(Data items)
--- Begin ---

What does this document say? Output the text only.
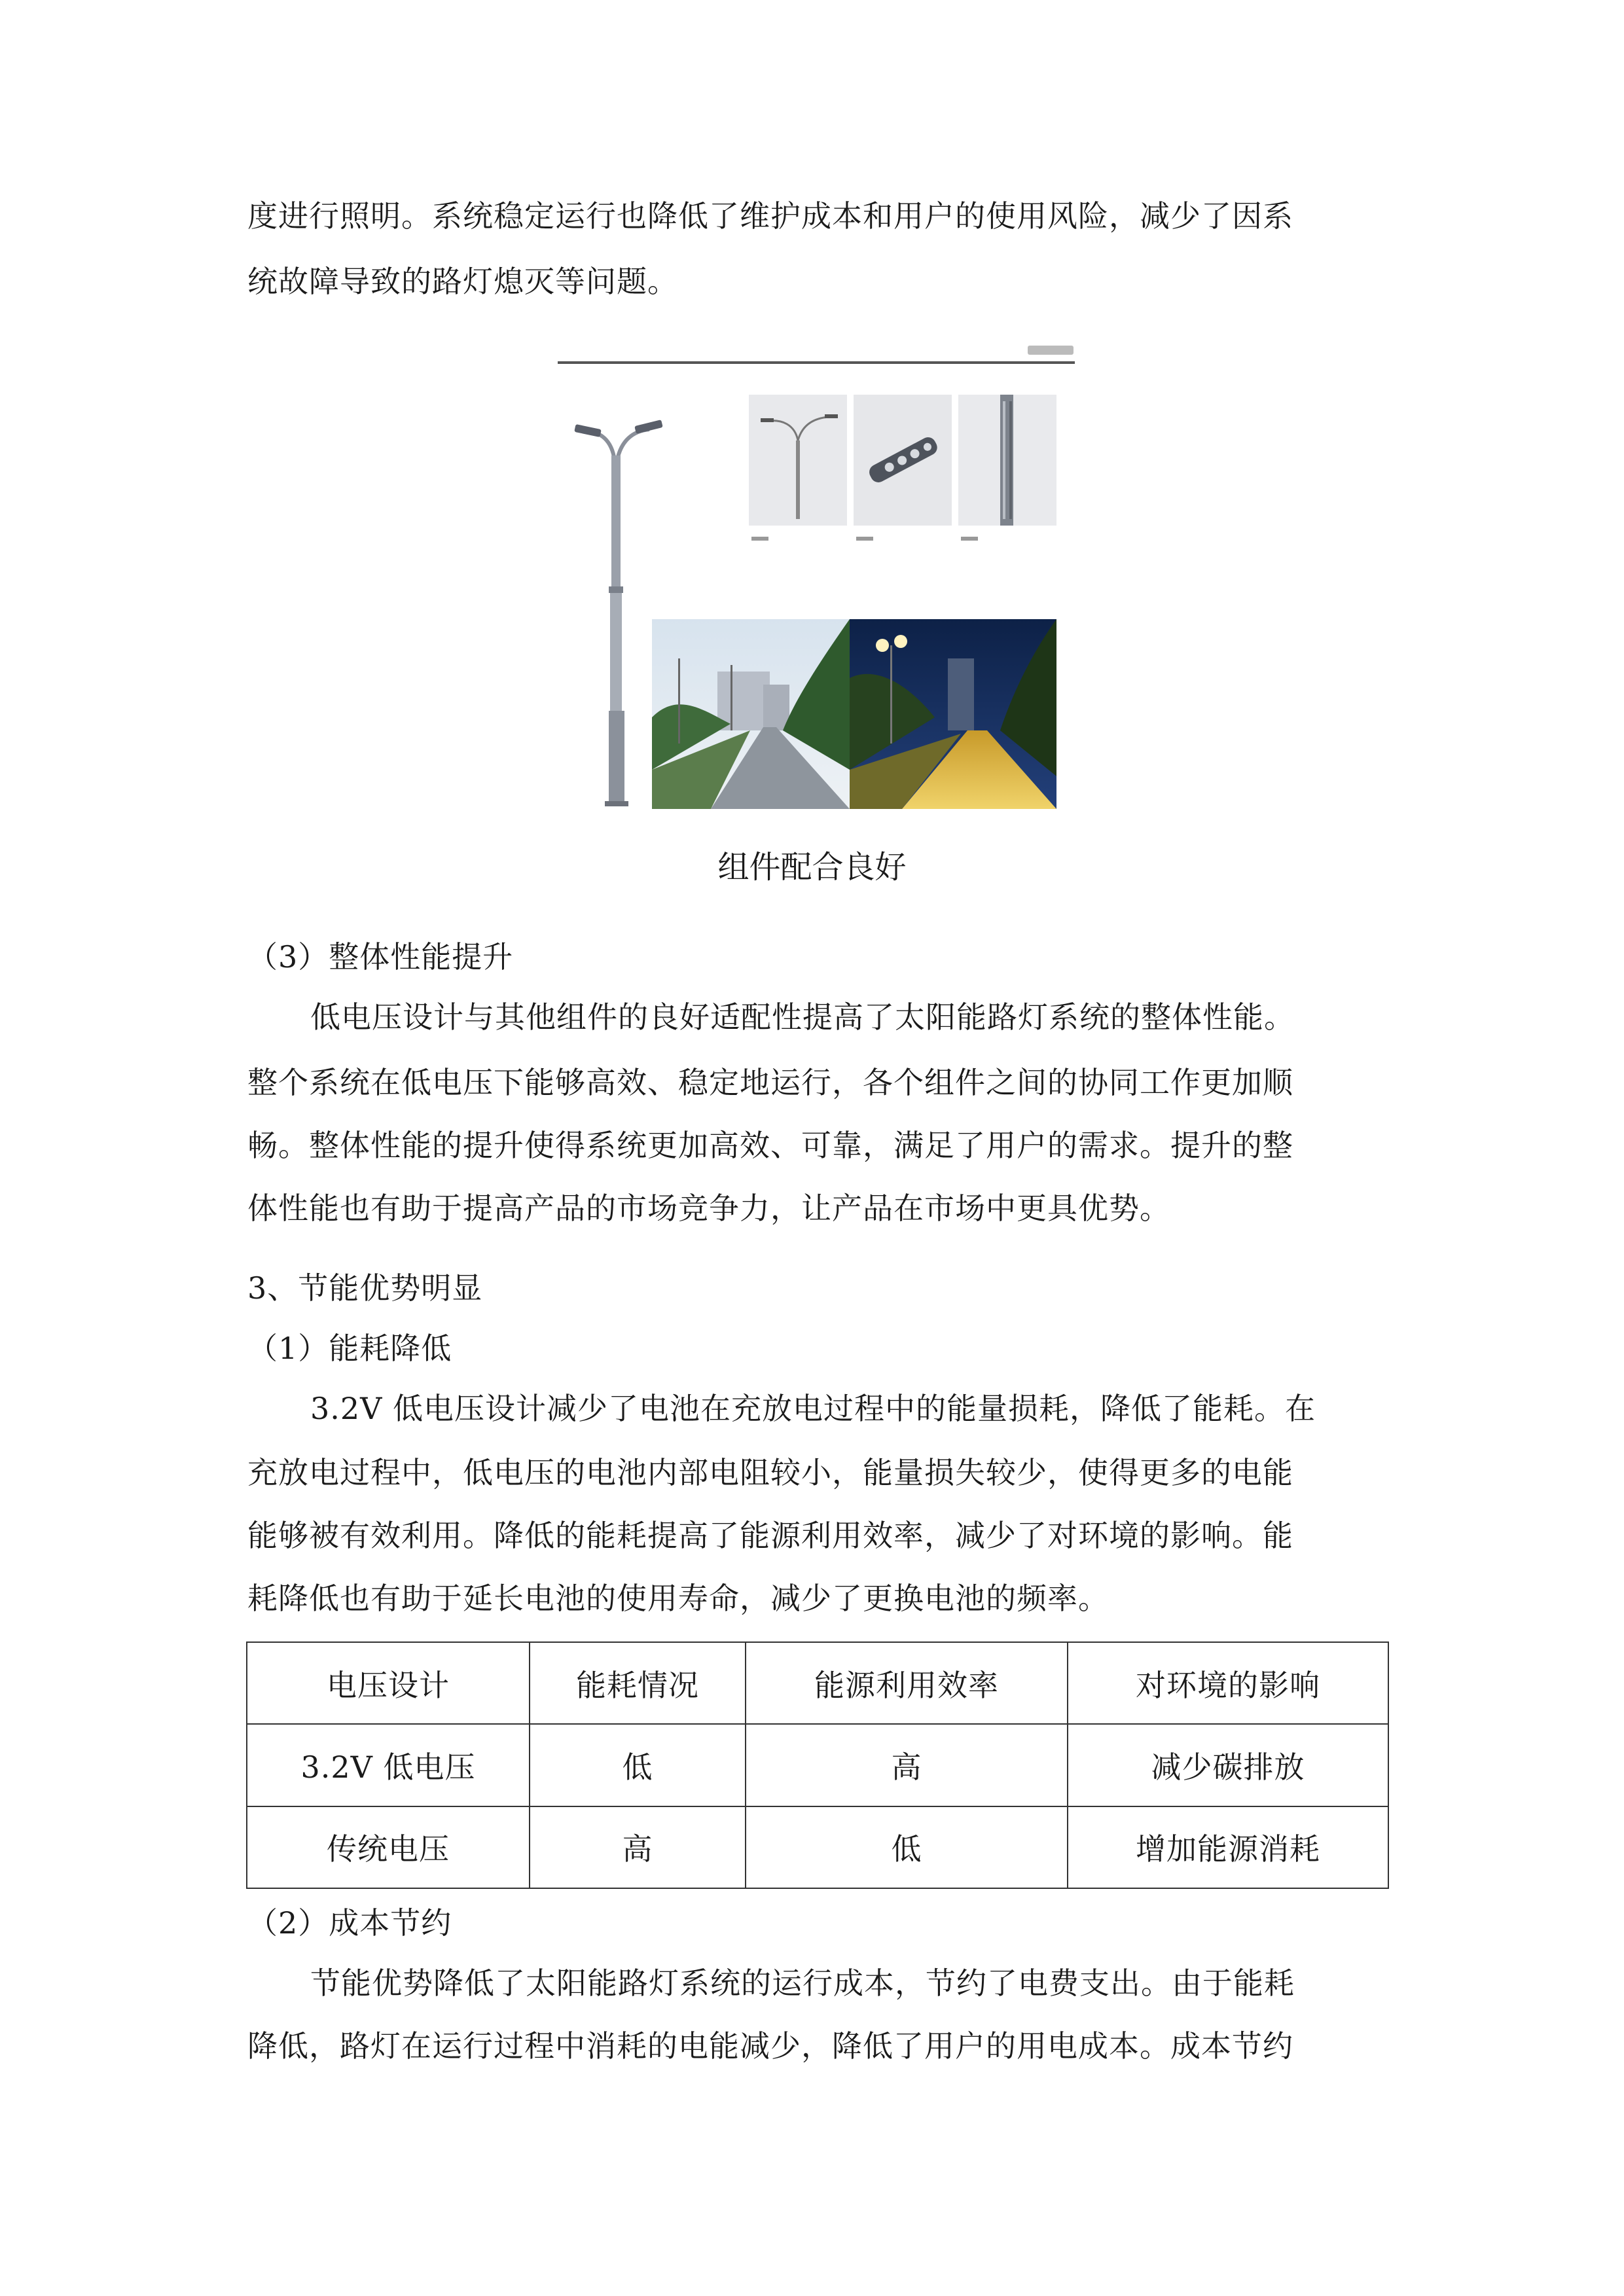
度进行照明。系统稳定运行也降低了维护成本和用户的使用风险，减少了因系
统故障导致的路灯熄灭等问题。
组件配合良好
（3）整体性能提升
低电压设计与其他组件的良好适配性提高了太阳能路灯系统的整体性能。
整个系统在低电压下能够高效、稳定地运行，各个组件之间的协同工作更加顺
畅。整体性能的提升使得系统更加高效、可靠，满足了用户的需求。提升的整
体性能也有助于提高产品的市场竞争力，让产品在市场中更具优势。
3、节能优势明显
（1）能耗降低
3.2V 低电压设计减少了电池在充放电过程中的能量损耗，降低了能耗。在
充放电过程中，低电压的电池内部电阻较小，能量损失较少，使得更多的电能
能够被有效利用。降低的能耗提高了能源利用效率，减少了对环境的影响。能
耗降低也有助于延长电池的使用寿命，减少了更换电池的频率。
电压设计	能耗情况	能源利用效率	对环境的影响
3.2V 低电压	低	高	减少碳排放
传统电压	高	低	增加能源消耗
（2）成本节约
节能优势降低了太阳能路灯系统的运行成本，节约了电费支出。由于能耗
降低，路灯在运行过程中消耗的电能减少，降低了用户的用电成本。成本节约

--- End ---

● **Written request**
Write out the whole listing exactly, and drop the pictures.

● **Result of this exercise**
What does this document say? Output the text only.
度进行照明。系统稳定运行也降低了维护成本和用户的使用风险，减少了因系
统故障导致的路灯熄灭等问题。
组件配合良好
（3）整体性能提升
低电压设计与其他组件的良好适配性提高了太阳能路灯系统的整体性能。
整个系统在低电压下能够高效、稳定地运行，各个组件之间的协同工作更加顺
畅。整体性能的提升使得系统更加高效、可靠，满足了用户的需求。提升的整
体性能也有助于提高产品的市场竞争力，让产品在市场中更具优势。
3、节能优势明显
（1）能耗降低
3.2V 低电压设计减少了电池在充放电过程中的能量损耗，降低了能耗。在
充放电过程中，低电压的电池内部电阻较小，能量损失较少，使得更多的电能
能够被有效利用。降低的能耗提高了能源利用效率，减少了对环境的影响。能
耗降低也有助于延长电池的使用寿命，减少了更换电池的频率。
电压设计	能耗情况	能源利用效率	对环境的影响
3.2V 低电压	低	高	减少碳排放
传统电压	高	低	增加能源消耗
（2）成本节约
节能优势降低了太阳能路灯系统的运行成本，节约了电费支出。由于能耗
降低，路灯在运行过程中消耗的电能减少，降低了用户的用电成本。成本节约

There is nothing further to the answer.